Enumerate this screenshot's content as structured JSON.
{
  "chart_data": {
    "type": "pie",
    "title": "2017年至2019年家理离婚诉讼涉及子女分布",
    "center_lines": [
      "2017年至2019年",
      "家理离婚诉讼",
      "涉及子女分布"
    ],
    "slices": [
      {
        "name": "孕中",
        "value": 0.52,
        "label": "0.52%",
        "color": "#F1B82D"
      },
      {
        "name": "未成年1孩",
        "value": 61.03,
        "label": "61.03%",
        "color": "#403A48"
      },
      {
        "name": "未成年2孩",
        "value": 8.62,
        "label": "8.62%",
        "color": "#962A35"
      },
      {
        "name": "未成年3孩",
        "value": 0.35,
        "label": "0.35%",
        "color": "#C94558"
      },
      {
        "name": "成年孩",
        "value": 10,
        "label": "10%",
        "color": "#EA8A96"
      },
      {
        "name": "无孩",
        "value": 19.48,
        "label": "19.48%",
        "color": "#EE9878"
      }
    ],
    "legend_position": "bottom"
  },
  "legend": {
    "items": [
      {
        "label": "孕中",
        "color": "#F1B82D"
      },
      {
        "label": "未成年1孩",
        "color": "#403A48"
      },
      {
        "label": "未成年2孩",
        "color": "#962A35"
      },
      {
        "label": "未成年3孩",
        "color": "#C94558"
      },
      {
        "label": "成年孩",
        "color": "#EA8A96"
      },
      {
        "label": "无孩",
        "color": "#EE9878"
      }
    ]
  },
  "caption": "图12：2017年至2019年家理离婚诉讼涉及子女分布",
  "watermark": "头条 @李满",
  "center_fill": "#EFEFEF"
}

» **EXERCISE AIM**
Set out the complete listing exactly as shown.

» **ANSWER FOR THE TASK**
Enumerate this screenshot's content as structured JSON.
{
  "chart_data": {
    "type": "pie",
    "title": "2017年至2019年家理离婚诉讼涉及子女分布",
    "center_lines": [
      "2017年至2019年",
      "家理离婚诉讼",
      "涉及子女分布"
    ],
    "slices": [
      {
        "name": "孕中",
        "value": 0.52,
        "label": "0.52%",
        "color": "#F1B82D"
      },
      {
        "name": "未成年1孩",
        "value": 61.03,
        "label": "61.03%",
        "color": "#403A48"
      },
      {
        "name": "未成年2孩",
        "value": 8.62,
        "label": "8.62%",
        "color": "#962A35"
      },
      {
        "name": "未成年3孩",
        "value": 0.35,
        "label": "0.35%",
        "color": "#C94558"
      },
      {
        "name": "成年孩",
        "value": 10,
        "label": "10%",
        "color": "#EA8A96"
      },
      {
        "name": "无孩",
        "value": 19.48,
        "label": "19.48%",
        "color": "#EE9878"
      }
    ],
    "legend_position": "bottom"
  },
  "legend": {
    "items": [
      {
        "label": "孕中",
        "color": "#F1B82D"
      },
      {
        "label": "未成年1孩",
        "color": "#403A48"
      },
      {
        "label": "未成年2孩",
        "color": "#962A35"
      },
      {
        "label": "未成年3孩",
        "color": "#C94558"
      },
      {
        "label": "成年孩",
        "color": "#EA8A96"
      },
      {
        "label": "无孩",
        "color": "#EE9878"
      }
    ]
  },
  "caption": "图12：2017年至2019年家理离婚诉讼涉及子女分布",
  "watermark": "头条 @李满",
  "center_fill": "#EFEFEF"
}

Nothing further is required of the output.